(EXERCISE GOAL):
Write out the whole listing, matching it exactly.

======== EXCERPTED RECORDS

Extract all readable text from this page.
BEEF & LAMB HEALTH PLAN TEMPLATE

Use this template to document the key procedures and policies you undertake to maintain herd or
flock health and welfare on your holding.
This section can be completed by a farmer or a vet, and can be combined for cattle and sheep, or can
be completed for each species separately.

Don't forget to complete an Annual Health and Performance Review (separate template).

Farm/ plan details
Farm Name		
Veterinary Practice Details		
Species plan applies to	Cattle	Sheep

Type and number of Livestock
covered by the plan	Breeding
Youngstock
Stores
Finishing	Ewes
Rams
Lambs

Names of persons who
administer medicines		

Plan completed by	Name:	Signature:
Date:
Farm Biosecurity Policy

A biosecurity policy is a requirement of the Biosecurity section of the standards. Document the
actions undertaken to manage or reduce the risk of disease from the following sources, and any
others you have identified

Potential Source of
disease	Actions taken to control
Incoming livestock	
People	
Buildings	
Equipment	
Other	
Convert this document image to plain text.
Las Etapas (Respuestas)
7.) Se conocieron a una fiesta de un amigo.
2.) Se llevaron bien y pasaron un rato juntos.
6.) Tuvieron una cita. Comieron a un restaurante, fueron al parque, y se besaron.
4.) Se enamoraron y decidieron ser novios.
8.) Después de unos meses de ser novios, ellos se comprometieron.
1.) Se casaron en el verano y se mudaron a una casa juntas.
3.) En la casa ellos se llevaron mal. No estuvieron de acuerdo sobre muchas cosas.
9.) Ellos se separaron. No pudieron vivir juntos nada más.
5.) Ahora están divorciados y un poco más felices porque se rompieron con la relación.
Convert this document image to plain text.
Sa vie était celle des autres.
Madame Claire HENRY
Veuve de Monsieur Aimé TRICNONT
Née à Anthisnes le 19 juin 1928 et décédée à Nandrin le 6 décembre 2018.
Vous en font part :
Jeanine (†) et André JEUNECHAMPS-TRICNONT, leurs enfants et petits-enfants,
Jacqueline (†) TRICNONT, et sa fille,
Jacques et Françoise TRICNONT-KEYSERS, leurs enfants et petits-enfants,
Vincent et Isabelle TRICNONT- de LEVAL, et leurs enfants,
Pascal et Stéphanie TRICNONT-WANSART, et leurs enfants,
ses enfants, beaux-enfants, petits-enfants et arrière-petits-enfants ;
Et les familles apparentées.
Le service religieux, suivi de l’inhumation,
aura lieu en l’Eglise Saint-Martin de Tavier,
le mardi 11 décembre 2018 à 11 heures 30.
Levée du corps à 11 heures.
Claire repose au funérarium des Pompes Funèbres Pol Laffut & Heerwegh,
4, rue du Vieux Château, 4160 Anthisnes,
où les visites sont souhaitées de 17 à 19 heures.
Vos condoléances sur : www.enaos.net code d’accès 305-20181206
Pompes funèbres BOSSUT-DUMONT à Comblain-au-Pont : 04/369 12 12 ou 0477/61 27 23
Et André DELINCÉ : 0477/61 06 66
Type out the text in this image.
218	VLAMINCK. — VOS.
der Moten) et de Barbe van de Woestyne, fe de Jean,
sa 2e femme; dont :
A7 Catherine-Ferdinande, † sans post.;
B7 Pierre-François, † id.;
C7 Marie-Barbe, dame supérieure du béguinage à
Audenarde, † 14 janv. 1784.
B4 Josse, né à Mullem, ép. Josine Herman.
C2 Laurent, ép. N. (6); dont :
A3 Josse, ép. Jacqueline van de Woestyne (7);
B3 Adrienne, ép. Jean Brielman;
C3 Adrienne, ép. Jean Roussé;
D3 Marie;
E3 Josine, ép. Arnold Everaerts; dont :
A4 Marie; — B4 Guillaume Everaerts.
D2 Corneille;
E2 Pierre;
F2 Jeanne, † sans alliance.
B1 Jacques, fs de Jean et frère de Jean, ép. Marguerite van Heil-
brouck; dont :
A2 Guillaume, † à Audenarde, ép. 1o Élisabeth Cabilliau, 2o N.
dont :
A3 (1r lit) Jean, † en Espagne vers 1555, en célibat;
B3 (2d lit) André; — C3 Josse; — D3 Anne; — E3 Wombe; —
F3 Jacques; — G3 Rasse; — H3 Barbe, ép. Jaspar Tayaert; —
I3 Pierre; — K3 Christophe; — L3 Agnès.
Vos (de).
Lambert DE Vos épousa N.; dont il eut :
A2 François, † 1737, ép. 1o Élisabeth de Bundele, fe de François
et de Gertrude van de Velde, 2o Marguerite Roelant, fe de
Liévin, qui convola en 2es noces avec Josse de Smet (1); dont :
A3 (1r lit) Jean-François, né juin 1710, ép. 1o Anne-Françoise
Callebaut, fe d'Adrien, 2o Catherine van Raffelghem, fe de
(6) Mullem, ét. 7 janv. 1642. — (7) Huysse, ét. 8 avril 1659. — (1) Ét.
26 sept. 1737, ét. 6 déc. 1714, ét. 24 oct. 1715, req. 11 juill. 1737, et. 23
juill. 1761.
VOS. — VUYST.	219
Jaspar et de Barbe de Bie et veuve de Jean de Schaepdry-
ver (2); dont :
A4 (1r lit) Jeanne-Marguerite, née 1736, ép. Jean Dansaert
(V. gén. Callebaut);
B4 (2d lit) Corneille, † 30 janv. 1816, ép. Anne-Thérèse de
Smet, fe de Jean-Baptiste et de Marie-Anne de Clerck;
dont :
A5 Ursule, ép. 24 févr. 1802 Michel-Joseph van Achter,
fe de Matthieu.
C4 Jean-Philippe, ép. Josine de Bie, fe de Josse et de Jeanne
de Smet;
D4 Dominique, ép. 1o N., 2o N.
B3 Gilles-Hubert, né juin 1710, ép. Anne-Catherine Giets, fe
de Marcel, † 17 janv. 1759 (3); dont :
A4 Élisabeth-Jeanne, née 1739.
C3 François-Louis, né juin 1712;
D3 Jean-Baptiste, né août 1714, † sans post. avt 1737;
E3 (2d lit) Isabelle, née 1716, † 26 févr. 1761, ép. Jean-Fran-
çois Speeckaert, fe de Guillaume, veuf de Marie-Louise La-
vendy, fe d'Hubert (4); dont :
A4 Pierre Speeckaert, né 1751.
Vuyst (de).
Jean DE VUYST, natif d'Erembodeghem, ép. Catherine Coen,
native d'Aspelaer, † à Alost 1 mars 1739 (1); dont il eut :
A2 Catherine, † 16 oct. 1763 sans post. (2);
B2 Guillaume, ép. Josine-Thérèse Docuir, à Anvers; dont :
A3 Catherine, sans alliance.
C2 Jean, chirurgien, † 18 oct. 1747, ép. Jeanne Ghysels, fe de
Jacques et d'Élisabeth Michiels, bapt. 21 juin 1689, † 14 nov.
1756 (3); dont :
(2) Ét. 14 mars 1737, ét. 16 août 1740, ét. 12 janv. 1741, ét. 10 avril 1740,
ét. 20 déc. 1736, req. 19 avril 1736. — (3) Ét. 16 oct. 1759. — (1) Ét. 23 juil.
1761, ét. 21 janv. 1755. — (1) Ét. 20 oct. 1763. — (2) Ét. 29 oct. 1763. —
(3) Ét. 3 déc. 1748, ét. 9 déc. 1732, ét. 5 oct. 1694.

================

(RESPONSE):
Extract all readable text from this page.
BEEF & LAMB HEALTH PLAN TEMPLATE

Use this template to document the key procedures and policies you undertake to maintain herd or
flock health and welfare on your holding.
This section can be completed by a farmer or a vet, and can be combined for cattle and sheep, or can
be completed for each species separately.

Don't forget to complete an Annual Health and Performance Review (separate template).

Farm/ plan details
Farm Name		
Veterinary Practice Details		
Species plan applies to	Cattle	Sheep

Type and number of Livestock
covered by the plan	Breeding
Youngstock
Stores
Finishing	Ewes
Rams
Lambs

Names of persons who
administer medicines		

Plan completed by	Name:	Signature:
Date:
Farm Biosecurity Policy

A biosecurity policy is a requirement of the Biosecurity section of the standards. Document the
actions undertaken to manage or reduce the risk of disease from the following sources, and any
others you have identified

Potential Source of
disease	Actions taken to control
Incoming livestock	
People	
Buildings	
Equipment	
Other	
Convert this document image to plain text.
Las Etapas (Respuestas)
7.) Se conocieron a una fiesta de un amigo.
2.) Se llevaron bien y pasaron un rato juntos.
6.) Tuvieron una cita. Comieron a un restaurante, fueron al parque, y se besaron.
4.) Se enamoraron y decidieron ser novios.
8.) Después de unos meses de ser novios, ellos se comprometieron.
1.) Se casaron en el verano y se mudaron a una casa juntas.
3.) En la casa ellos se llevaron mal. No estuvieron de acuerdo sobre muchas cosas.
9.) Ellos se separaron. No pudieron vivir juntos nada más.
5.) Ahora están divorciados y un poco más felices porque se rompieron con la relación.
Convert this document image to plain text.
Sa vie était celle des autres.
Madame Claire HENRY
Veuve de Monsieur Aimé TRICNONT
Née à Anthisnes le 19 juin 1928 et décédée à Nandrin le 6 décembre 2018.
Vous en font part :
Jeanine (†) et André JEUNECHAMPS-TRICNONT, leurs enfants et petits-enfants,
Jacqueline (†) TRICNONT, et sa fille,
Jacques et Françoise TRICNONT-KEYSERS, leurs enfants et petits-enfants,
Vincent et Isabelle TRICNONT- de LEVAL, et leurs enfants,
Pascal et Stéphanie TRICNONT-WANSART, et leurs enfants,
ses enfants, beaux-enfants, petits-enfants et arrière-petits-enfants ;
Et les familles apparentées.
Le service religieux, suivi de l’inhumation,
aura lieu en l’Eglise Saint-Martin de Tavier,
le mardi 11 décembre 2018 à 11 heures 30.
Levée du corps à 11 heures.
Claire repose au funérarium des Pompes Funèbres Pol Laffut & Heerwegh,
4, rue du Vieux Château, 4160 Anthisnes,
où les visites sont souhaitées de 17 à 19 heures.
Vos condoléances sur : www.enaos.net code d’accès 305-20181206
Pompes funèbres BOSSUT-DUMONT à Comblain-au-Pont : 04/369 12 12 ou 0477/61 27 23
Et André DELINCÉ : 0477/61 06 66
Type out the text in this image.
218	VLAMINCK. — VOS.
der Moten) et de Barbe van de Woestyne, fe de Jean,
sa 2e femme; dont :
A7 Catherine-Ferdinande, † sans post.;
B7 Pierre-François, † id.;
C7 Marie-Barbe, dame supérieure du béguinage à
Audenarde, † 14 janv. 1784.
B4 Josse, né à Mullem, ép. Josine Herman.
C2 Laurent, ép. N. (6); dont :
A3 Josse, ép. Jacqueline van de Woestyne (7);
B3 Adrienne, ép. Jean Brielman;
C3 Adrienne, ép. Jean Roussé;
D3 Marie;
E3 Josine, ép. Arnold Everaerts; dont :
A4 Marie; — B4 Guillaume Everaerts.
D2 Corneille;
E2 Pierre;
F2 Jeanne, † sans alliance.
B1 Jacques, fs de Jean et frère de Jean, ép. Marguerite van Heil-
brouck; dont :
A2 Guillaume, † à Audenarde, ép. 1o Élisabeth Cabilliau, 2o N.
dont :
A3 (1r lit) Jean, † en Espagne vers 1555, en célibat;
B3 (2d lit) André; — C3 Josse; — D3 Anne; — E3 Wombe; —
F3 Jacques; — G3 Rasse; — H3 Barbe, ép. Jaspar Tayaert; —
I3 Pierre; — K3 Christophe; — L3 Agnès.
Vos (de).
Lambert DE Vos épousa N.; dont il eut :
A2 François, † 1737, ép. 1o Élisabeth de Bundele, fe de François
et de Gertrude van de Velde, 2o Marguerite Roelant, fe de
Liévin, qui convola en 2es noces avec Josse de Smet (1); dont :
A3 (1r lit) Jean-François, né juin 1710, ép. 1o Anne-Françoise
Callebaut, fe d'Adrien, 2o Catherine van Raffelghem, fe de
(6) Mullem, ét. 7 janv. 1642. — (7) Huysse, ét. 8 avril 1659. — (1) Ét.
26 sept. 1737, ét. 6 déc. 1714, ét. 24 oct. 1715, req. 11 juill. 1737, et. 23
juill. 1761.
VOS. — VUYST.	219
Jaspar et de Barbe de Bie et veuve de Jean de Schaepdry-
ver (2); dont :
A4 (1r lit) Jeanne-Marguerite, née 1736, ép. Jean Dansaert
(V. gén. Callebaut);
B4 (2d lit) Corneille, † 30 janv. 1816, ép. Anne-Thérèse de
Smet, fe de Jean-Baptiste et de Marie-Anne de Clerck;
dont :
A5 Ursule, ép. 24 févr. 1802 Michel-Joseph van Achter,
fe de Matthieu.
C4 Jean-Philippe, ép. Josine de Bie, fe de Josse et de Jeanne
de Smet;
D4 Dominique, ép. 1o N., 2o N.
B3 Gilles-Hubert, né juin 1710, ép. Anne-Catherine Giets, fe
de Marcel, † 17 janv. 1759 (3); dont :
A4 Élisabeth-Jeanne, née 1739.
C3 François-Louis, né juin 1712;
D3 Jean-Baptiste, né août 1714, † sans post. avt 1737;
E3 (2d lit) Isabelle, née 1716, † 26 févr. 1761, ép. Jean-Fran-
çois Speeckaert, fe de Guillaume, veuf de Marie-Louise La-
vendy, fe d'Hubert (4); dont :
A4 Pierre Speeckaert, né 1751.
Vuyst (de).
Jean DE VUYST, natif d'Erembodeghem, ép. Catherine Coen,
native d'Aspelaer, † à Alost 1 mars 1739 (1); dont il eut :
A2 Catherine, † 16 oct. 1763 sans post. (2);
B2 Guillaume, ép. Josine-Thérèse Docuir, à Anvers; dont :
A3 Catherine, sans alliance.
C2 Jean, chirurgien, † 18 oct. 1747, ép. Jeanne Ghysels, fe de
Jacques et d'Élisabeth Michiels, bapt. 21 juin 1689, † 14 nov.
1756 (3); dont :
(2) Ét. 14 mars 1737, ét. 16 août 1740, ét. 12 janv. 1741, ét. 10 avril 1740,
ét. 20 déc. 1736, req. 19 avril 1736. — (3) Ét. 16 oct. 1759. — (1) Ét. 23 juil.
1761, ét. 21 janv. 1755. — (1) Ét. 20 oct. 1763. — (2) Ét. 29 oct. 1763. —
(3) Ét. 3 déc. 1748, ét. 9 déc. 1732, ét. 5 oct. 1694.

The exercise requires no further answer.